Record excerpts:
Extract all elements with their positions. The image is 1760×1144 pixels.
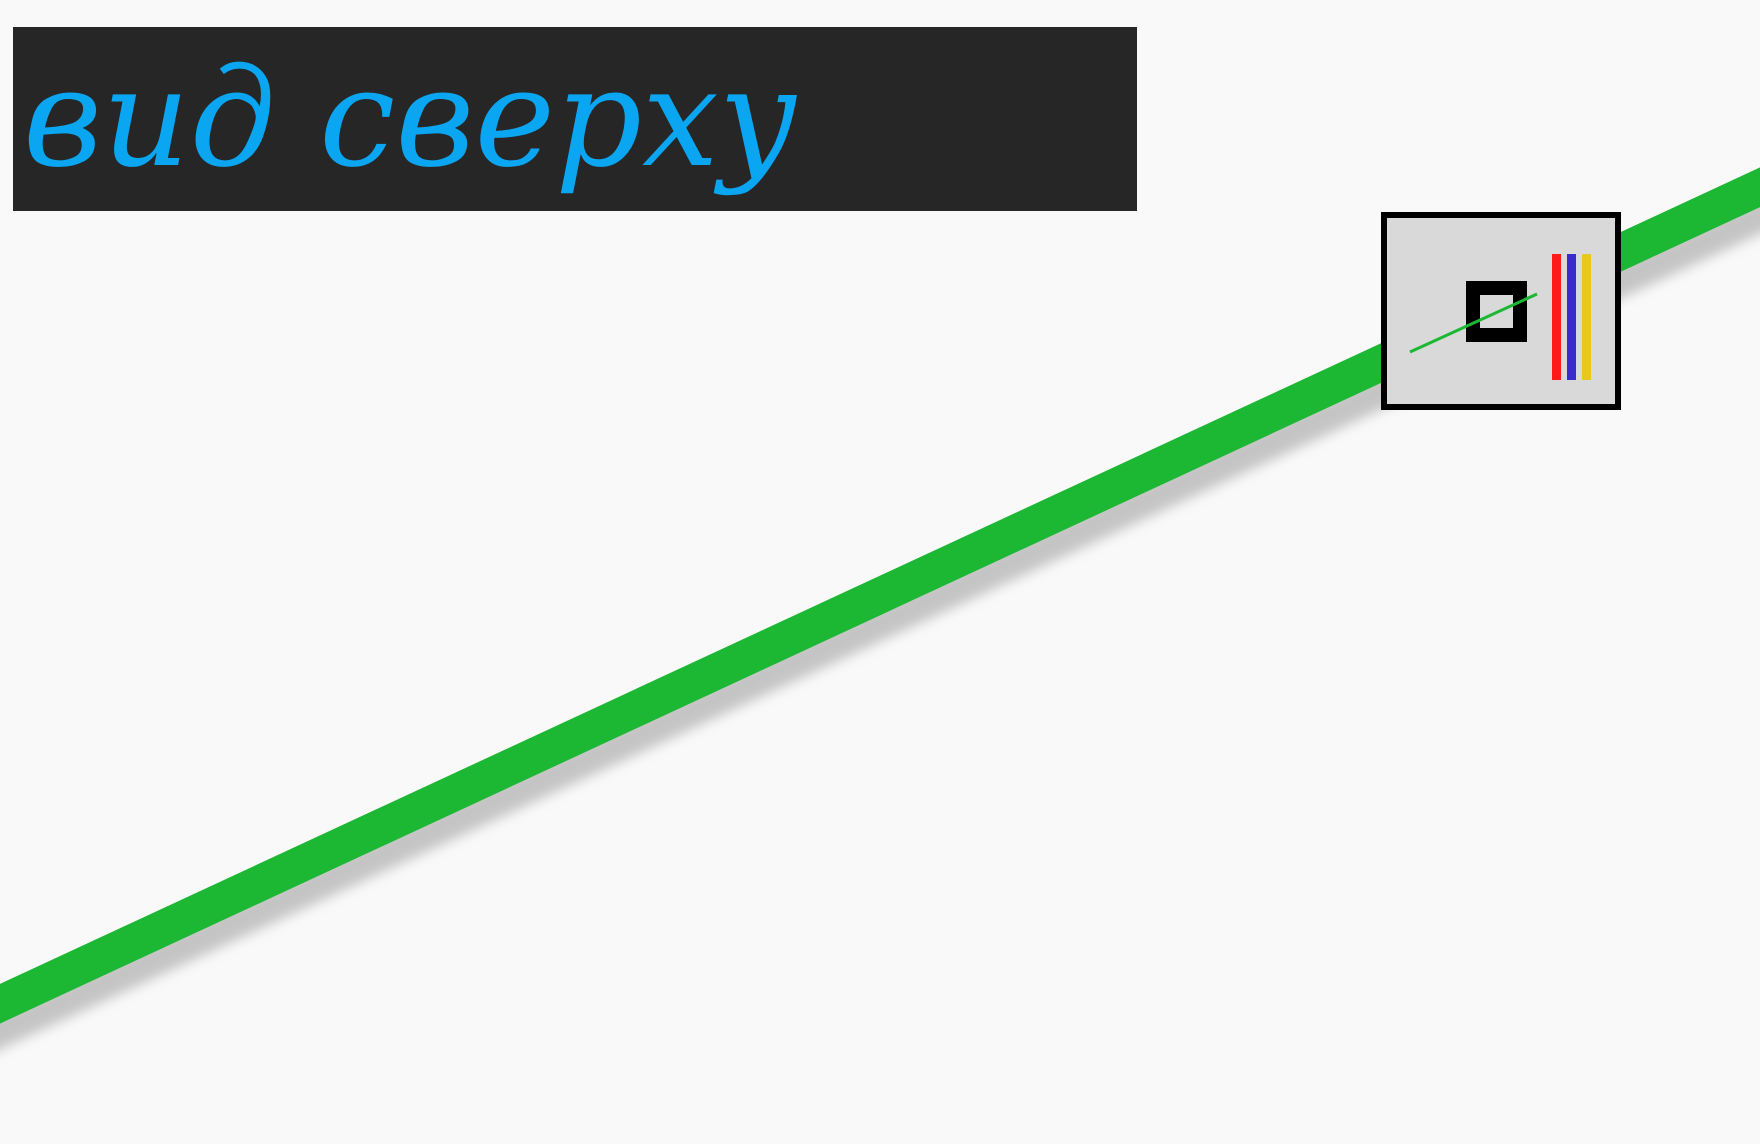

==

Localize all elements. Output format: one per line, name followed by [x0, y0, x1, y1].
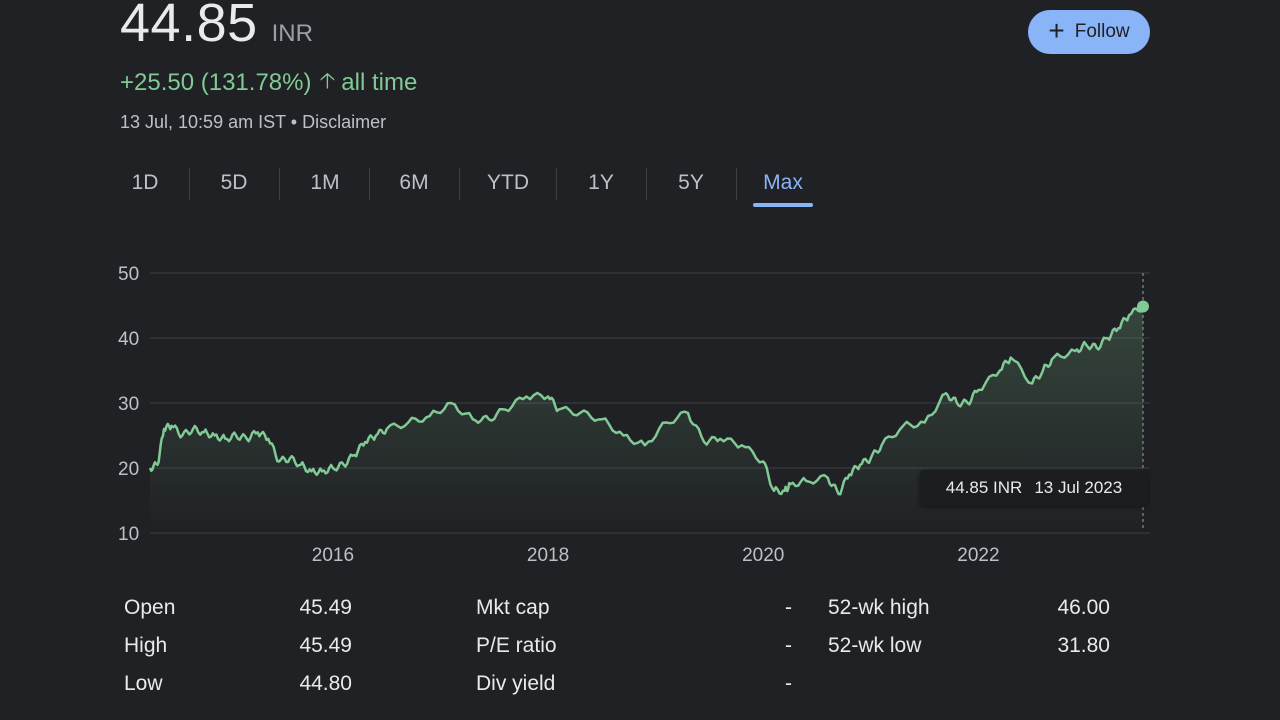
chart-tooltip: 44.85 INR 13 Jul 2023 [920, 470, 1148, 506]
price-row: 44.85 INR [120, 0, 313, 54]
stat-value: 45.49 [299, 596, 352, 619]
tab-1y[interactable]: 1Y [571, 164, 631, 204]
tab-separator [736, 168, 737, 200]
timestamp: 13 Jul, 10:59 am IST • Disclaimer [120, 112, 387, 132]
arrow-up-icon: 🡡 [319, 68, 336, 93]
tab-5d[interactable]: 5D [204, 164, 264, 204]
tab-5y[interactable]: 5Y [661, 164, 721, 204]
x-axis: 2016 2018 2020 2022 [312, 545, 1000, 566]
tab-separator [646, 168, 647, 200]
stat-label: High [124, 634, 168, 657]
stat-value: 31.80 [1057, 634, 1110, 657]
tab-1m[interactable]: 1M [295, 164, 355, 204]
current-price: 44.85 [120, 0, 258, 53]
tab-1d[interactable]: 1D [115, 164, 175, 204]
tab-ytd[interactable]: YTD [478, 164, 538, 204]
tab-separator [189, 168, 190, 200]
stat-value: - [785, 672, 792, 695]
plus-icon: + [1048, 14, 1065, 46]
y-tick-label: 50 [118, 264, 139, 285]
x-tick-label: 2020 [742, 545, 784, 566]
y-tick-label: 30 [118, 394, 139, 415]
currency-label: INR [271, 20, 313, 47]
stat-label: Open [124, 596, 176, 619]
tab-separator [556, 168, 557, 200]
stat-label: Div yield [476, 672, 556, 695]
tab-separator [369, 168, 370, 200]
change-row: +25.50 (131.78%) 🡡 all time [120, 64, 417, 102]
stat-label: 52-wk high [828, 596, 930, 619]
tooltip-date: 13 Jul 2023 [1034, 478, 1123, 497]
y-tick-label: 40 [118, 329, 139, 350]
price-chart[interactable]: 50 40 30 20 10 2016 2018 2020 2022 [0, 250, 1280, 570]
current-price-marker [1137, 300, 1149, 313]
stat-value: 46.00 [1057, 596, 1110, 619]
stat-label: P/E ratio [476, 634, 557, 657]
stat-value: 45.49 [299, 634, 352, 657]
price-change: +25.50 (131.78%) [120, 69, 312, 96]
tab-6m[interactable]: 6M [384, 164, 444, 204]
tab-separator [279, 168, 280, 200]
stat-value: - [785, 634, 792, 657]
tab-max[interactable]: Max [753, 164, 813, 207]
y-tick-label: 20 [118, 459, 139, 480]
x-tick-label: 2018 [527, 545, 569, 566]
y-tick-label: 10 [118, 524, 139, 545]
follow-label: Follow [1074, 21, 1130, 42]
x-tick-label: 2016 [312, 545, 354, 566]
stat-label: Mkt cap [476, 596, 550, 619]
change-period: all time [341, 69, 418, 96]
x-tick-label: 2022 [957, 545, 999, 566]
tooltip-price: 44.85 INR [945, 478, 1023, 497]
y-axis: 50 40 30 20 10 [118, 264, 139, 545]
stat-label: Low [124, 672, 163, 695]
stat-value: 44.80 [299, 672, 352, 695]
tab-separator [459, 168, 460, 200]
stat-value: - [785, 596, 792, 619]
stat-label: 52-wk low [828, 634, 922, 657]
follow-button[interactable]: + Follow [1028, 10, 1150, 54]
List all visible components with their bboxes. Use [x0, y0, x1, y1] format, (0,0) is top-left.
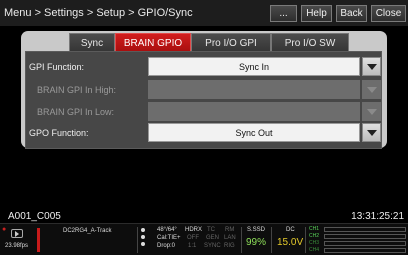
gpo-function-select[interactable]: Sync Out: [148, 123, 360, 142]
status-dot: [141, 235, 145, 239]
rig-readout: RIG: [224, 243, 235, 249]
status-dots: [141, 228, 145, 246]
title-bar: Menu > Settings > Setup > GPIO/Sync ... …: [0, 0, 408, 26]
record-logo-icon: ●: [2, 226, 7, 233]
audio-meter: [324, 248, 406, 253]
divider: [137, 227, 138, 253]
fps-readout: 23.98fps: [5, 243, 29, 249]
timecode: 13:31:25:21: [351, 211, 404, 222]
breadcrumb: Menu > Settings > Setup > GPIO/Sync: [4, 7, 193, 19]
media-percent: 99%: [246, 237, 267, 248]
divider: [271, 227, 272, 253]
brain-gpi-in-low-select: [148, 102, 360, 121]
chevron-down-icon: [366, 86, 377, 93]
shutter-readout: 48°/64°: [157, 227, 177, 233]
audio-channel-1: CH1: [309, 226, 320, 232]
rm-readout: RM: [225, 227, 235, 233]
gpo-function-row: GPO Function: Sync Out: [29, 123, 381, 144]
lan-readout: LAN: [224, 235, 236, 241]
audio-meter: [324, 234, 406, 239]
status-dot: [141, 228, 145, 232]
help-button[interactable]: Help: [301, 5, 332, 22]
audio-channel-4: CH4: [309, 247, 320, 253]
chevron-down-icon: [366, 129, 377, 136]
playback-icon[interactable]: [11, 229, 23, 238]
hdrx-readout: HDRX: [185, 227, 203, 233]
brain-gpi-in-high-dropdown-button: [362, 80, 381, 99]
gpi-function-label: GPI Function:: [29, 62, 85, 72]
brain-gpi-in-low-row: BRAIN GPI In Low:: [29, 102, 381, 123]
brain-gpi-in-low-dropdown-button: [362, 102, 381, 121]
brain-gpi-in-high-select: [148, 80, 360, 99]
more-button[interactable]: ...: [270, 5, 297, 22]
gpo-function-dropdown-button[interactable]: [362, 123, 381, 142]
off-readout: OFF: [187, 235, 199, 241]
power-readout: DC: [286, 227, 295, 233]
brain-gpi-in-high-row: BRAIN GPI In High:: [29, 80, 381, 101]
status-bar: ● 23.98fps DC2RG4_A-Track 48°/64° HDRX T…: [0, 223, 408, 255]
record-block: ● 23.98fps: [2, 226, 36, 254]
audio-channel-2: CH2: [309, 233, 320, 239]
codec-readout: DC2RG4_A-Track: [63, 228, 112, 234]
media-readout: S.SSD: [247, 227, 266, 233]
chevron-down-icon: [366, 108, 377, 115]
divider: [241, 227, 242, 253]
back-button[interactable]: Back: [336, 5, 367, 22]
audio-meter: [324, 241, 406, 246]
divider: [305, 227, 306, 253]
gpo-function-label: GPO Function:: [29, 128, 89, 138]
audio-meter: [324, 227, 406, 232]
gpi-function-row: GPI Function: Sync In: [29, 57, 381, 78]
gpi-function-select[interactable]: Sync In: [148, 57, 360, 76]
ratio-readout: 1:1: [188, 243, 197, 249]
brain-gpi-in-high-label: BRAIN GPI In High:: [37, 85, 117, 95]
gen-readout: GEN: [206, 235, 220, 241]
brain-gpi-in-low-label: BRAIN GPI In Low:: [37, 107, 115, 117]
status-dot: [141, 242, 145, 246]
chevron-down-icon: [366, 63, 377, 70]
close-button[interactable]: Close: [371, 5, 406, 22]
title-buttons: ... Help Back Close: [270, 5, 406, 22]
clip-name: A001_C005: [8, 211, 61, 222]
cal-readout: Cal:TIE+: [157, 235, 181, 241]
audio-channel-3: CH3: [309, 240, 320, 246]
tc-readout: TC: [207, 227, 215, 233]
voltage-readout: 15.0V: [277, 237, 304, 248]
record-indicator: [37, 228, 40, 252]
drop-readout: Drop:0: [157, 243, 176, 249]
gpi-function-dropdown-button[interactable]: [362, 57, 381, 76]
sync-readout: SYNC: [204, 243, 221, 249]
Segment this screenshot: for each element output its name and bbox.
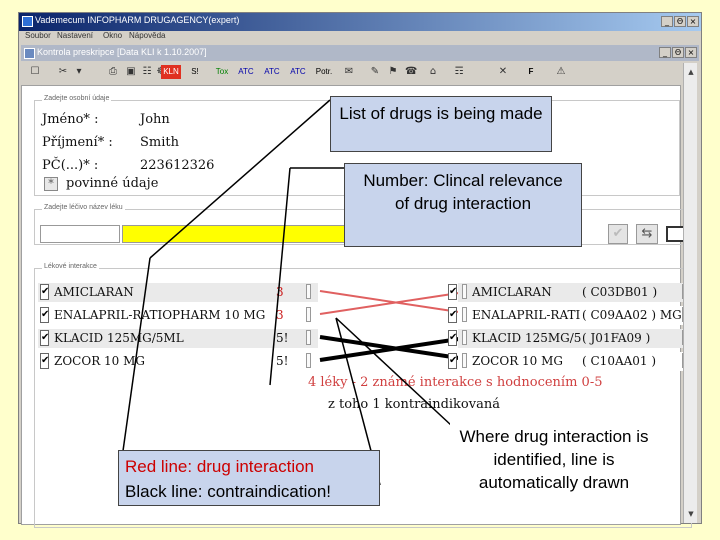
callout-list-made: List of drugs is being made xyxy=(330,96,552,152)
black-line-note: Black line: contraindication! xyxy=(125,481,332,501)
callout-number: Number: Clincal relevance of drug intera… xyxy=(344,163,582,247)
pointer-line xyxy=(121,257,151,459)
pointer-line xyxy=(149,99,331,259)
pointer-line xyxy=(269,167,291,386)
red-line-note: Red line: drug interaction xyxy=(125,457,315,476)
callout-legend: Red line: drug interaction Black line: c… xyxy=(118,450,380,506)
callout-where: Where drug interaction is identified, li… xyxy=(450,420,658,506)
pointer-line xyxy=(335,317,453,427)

* * *

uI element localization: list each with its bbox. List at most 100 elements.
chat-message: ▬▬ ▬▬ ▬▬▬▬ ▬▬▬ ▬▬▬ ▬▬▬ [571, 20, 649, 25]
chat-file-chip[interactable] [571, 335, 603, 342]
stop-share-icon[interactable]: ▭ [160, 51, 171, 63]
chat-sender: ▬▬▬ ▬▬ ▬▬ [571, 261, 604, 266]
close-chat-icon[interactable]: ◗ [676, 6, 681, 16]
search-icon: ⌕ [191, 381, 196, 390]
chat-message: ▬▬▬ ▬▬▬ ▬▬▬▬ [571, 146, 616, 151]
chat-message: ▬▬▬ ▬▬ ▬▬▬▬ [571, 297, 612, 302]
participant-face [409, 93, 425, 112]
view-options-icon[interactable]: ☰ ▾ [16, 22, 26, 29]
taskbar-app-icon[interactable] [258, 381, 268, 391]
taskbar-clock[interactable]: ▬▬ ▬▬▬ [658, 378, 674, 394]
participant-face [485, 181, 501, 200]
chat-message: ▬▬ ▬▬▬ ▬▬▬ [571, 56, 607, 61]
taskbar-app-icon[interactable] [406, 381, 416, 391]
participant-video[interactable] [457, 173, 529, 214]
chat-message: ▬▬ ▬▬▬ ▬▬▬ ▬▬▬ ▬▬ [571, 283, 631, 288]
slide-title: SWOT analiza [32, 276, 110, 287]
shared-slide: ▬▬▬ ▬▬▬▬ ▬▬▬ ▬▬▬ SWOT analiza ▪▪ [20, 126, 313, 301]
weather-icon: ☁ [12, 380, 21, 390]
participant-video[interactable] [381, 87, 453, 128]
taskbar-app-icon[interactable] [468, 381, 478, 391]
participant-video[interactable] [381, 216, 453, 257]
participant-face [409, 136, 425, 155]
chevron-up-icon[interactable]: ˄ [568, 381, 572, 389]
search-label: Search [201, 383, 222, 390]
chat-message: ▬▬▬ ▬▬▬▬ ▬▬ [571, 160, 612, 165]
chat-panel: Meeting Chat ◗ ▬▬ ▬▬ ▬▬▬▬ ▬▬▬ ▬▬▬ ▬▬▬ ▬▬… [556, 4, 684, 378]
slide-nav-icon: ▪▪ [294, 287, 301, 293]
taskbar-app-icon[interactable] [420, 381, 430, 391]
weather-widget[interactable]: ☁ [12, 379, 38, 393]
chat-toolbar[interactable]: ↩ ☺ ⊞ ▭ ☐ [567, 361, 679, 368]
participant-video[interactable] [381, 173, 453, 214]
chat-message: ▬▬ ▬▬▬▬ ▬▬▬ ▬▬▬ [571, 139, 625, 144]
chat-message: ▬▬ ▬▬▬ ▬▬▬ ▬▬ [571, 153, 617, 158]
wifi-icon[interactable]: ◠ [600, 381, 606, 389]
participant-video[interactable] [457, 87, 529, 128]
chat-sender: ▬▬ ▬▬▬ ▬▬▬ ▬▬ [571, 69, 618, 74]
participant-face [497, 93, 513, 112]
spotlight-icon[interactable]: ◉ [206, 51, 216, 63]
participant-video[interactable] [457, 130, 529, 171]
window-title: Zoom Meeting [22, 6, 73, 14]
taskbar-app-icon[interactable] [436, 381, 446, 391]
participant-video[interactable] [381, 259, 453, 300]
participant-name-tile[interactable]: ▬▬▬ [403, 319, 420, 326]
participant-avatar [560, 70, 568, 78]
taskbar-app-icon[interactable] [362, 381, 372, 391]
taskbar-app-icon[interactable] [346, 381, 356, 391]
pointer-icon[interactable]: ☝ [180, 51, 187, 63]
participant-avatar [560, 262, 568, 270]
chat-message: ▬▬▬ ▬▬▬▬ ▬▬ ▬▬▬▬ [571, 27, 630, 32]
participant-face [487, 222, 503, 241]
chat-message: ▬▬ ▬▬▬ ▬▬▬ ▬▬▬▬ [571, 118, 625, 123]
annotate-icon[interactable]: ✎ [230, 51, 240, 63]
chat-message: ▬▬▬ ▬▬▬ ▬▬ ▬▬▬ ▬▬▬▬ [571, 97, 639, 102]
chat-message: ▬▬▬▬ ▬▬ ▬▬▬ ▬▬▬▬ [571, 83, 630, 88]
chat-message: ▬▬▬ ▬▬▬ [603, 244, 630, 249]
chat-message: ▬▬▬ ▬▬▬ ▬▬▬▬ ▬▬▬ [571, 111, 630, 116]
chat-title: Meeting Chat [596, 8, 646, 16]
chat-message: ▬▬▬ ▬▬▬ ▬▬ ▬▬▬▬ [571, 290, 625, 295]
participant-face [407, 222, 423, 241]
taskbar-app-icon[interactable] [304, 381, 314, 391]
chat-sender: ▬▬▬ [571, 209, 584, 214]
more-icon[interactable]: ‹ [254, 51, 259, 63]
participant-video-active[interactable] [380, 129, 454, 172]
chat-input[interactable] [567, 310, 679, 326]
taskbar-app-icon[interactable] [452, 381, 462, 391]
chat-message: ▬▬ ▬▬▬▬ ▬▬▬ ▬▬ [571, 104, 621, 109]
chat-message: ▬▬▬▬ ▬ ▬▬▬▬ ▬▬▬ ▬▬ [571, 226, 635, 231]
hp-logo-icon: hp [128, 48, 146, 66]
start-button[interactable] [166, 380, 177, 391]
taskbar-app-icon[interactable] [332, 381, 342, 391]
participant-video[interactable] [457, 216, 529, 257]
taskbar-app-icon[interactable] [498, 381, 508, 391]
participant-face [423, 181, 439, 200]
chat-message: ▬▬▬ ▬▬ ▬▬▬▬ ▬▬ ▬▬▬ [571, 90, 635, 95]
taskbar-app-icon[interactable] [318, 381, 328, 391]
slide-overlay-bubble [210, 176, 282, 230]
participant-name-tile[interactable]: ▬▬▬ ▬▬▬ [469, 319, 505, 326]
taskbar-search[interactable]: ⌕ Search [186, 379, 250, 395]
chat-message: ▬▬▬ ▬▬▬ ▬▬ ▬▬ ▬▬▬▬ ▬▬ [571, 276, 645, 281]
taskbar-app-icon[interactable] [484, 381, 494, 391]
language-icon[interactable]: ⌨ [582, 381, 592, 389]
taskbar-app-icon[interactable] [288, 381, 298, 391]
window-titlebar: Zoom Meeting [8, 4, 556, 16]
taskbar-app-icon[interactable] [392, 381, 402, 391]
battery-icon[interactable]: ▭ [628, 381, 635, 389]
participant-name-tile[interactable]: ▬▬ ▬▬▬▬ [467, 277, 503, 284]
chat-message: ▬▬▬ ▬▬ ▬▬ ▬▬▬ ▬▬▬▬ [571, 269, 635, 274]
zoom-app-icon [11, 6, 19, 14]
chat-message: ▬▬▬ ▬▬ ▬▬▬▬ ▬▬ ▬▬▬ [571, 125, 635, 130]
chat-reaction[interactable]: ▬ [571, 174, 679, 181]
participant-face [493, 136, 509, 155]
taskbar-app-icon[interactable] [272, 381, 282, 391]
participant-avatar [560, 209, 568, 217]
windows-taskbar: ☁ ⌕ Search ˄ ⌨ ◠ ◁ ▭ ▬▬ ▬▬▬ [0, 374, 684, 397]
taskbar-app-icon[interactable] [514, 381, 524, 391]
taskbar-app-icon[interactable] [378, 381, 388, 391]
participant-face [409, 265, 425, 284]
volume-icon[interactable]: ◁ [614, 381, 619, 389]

Exercise: Copy out word for word the rows between the line holding "Segment this screenshot: for" and the line holding "pointer-line xyxy=(335,317,453,427)", inclusive. Leave the pictures out.

Completed task:
Segment this screenshot: for each element output its name and bbox.
callout-list-made: List of drugs is being made xyxy=(330,96,552,152)
black-line-note: Black line: contraindication! xyxy=(125,481,332,501)
callout-number: Number: Clincal relevance of drug intera… xyxy=(344,163,582,247)
pointer-line xyxy=(121,257,151,459)
pointer-line xyxy=(149,99,331,259)
pointer-line xyxy=(269,167,291,386)
red-line-note: Red line: drug interaction xyxy=(125,457,315,476)
callout-legend: Red line: drug interaction Black line: c… xyxy=(118,450,380,506)
callout-where: Where drug interaction is identified, li… xyxy=(450,420,658,506)
pointer-line xyxy=(335,317,453,427)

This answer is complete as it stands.